EXERCISE OBJECTIVE
Each line containing the word "want" needs to be copied.

--*--

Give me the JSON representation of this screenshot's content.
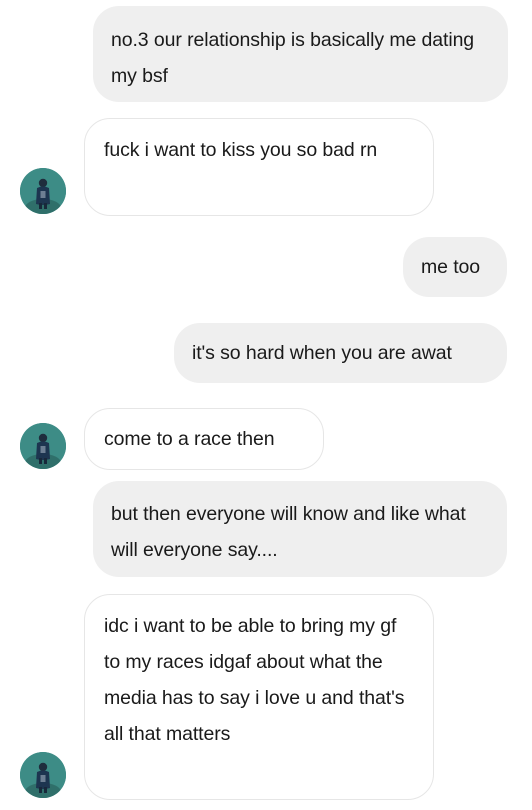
{
  "thread": {
    "messages": [
      {
        "id": "m1",
        "direction": "sent",
        "text": "no.3 our relationship is basically me dating my bsf"
      },
      {
        "id": "m2",
        "direction": "received",
        "text": "fuck i want to kiss you so bad rn"
      },
      {
        "id": "m3",
        "direction": "sent",
        "text": "me too"
      },
      {
        "id": "m4",
        "direction": "sent",
        "text": "it's so hard when you are awat"
      },
      {
        "id": "m5",
        "direction": "received",
        "text": "come to a race then"
      },
      {
        "id": "m6",
        "direction": "sent",
        "text": "but then everyone will know and like what will everyone say...."
      },
      {
        "id": "m7",
        "direction": "received",
        "text": "idc i want to be able to bring my gf to my races idgaf about what the media has to say i love u and that's all that matters"
      }
    ]
  },
  "colors": {
    "sent_bubble": "#efefef",
    "received_bubble": "#ffffff",
    "received_border": "#e6e6e6",
    "avatar_bg": "#3d8c86"
  },
  "icons": {
    "avatar": "profile-photo-avatar"
  }
}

--*--

WRITTEN REPLY
        "text": "fuck i want to kiss you so bad rn"
        "text": "idc i want to be able to bring my gf to my races idgaf about what the media has to say i love u and that's all that matters"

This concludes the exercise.